▸ **Task requirements**
Omit the pictures, then write out every entry exactly as it reads.

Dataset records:
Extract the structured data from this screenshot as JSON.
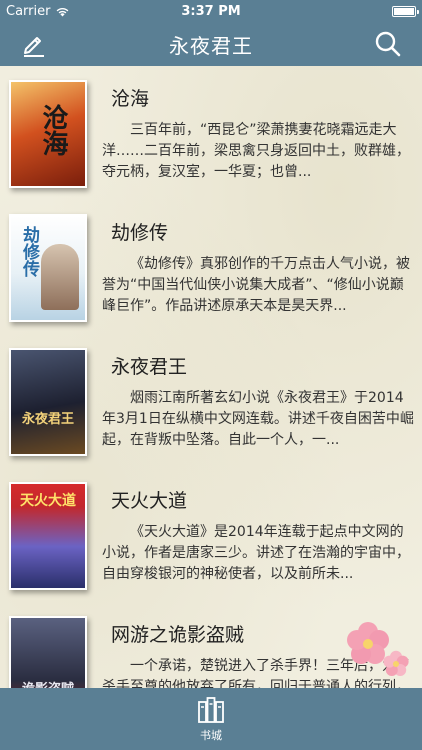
{
  "status": {
    "carrier": "Carrier",
    "time": "3:37 PM"
  },
  "nav": {
    "title": "永夜君王",
    "left_icon": "edit-icon",
    "right_icon": "search-icon"
  },
  "books": [
    {
      "title": "沧海",
      "description": "三百年前，“西昆仑”梁萧携妻花晓霜远走大洋……二百年前，梁思禽只身返回中土，败群雄，夺元柄，复汉室，一华夏；也曾...",
      "cover_text": "沧海",
      "cover_colors": [
        "#c9441c",
        "#f2b45a"
      ]
    },
    {
      "title": "劫修传",
      "description": "《劫修传》真邪创作的千万点击人气小说，被誉为“中国当代仙侠小说集大成者”、“修仙小说巅峰巨作”。作品讲述原承天本是昊天界...",
      "cover_text": "劫修传",
      "cover_colors": [
        "#ffffff",
        "#cfe3ef"
      ]
    },
    {
      "title": "永夜君王",
      "description": "烟雨江南所著玄幻小说《永夜君王》于2014年3月1日在纵横中文网连载。讲述千夜自困苦中崛起，在背叛中坠落。自此一个人，一...",
      "cover_text": "永夜君王",
      "cover_colors": [
        "#2a2f44",
        "#8a6a3a"
      ]
    },
    {
      "title": "天火大道",
      "description": "《天火大道》是2014年连载于起点中文网的小说，作者是唐家三少。讲述了在浩瀚的宇宙中，自由穿梭银河的神秘使者，以及前所未...",
      "cover_text": "天火大道",
      "cover_colors": [
        "#d2262a",
        "#5b4fa8"
      ]
    },
    {
      "title": "网游之诡影盗贼",
      "description": "一个承诺，楚锐进入了杀手界！三年后，为了杀手至尊的他放弃了所有，回归于普通人的行列，天运……整中数个国家研发的神秘游戏...",
      "cover_text": "诡影盗贼",
      "cover_colors": [
        "#3a3f5a",
        "#c0392b"
      ]
    }
  ],
  "tab_bar": {
    "label": "书城",
    "icon": "bookshelf-icon"
  }
}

▸ **Worked solution**
Extract the structured data from this screenshot as JSON.
{
  "status": {
    "carrier": "Carrier",
    "time": "3:37 PM"
  },
  "nav": {
    "title": "永夜君王",
    "left_icon": "edit-icon",
    "right_icon": "search-icon"
  },
  "books": [
    {
      "title": "沧海",
      "description": "三百年前，“西昆仑”梁萧携妻花晓霜远走大洋……二百年前，梁思禽只身返回中土，败群雄，夺元柄，复汉室，一华夏；也曾...",
      "cover_text": "沧海",
      "cover_colors": [
        "#c9441c",
        "#f2b45a"
      ]
    },
    {
      "title": "劫修传",
      "description": "《劫修传》真邪创作的千万点击人气小说，被誉为“中国当代仙侠小说集大成者”、“修仙小说巅峰巨作”。作品讲述原承天本是昊天界...",
      "cover_text": "劫修传",
      "cover_colors": [
        "#ffffff",
        "#cfe3ef"
      ]
    },
    {
      "title": "永夜君王",
      "description": "烟雨江南所著玄幻小说《永夜君王》于2014年3月1日在纵横中文网连载。讲述千夜自困苦中崛起，在背叛中坠落。自此一个人，一...",
      "cover_text": "永夜君王",
      "cover_colors": [
        "#2a2f44",
        "#8a6a3a"
      ]
    },
    {
      "title": "天火大道",
      "description": "《天火大道》是2014年连载于起点中文网的小说，作者是唐家三少。讲述了在浩瀚的宇宙中，自由穿梭银河的神秘使者，以及前所未...",
      "cover_text": "天火大道",
      "cover_colors": [
        "#d2262a",
        "#5b4fa8"
      ]
    },
    {
      "title": "网游之诡影盗贼",
      "description": "一个承诺，楚锐进入了杀手界！三年后，为了杀手至尊的他放弃了所有，回归于普通人的行列，天运……整中数个国家研发的神秘游戏...",
      "cover_text": "诡影盗贼",
      "cover_colors": [
        "#3a3f5a",
        "#c0392b"
      ]
    }
  ],
  "tab_bar": {
    "label": "书城",
    "icon": "bookshelf-icon"
  }
}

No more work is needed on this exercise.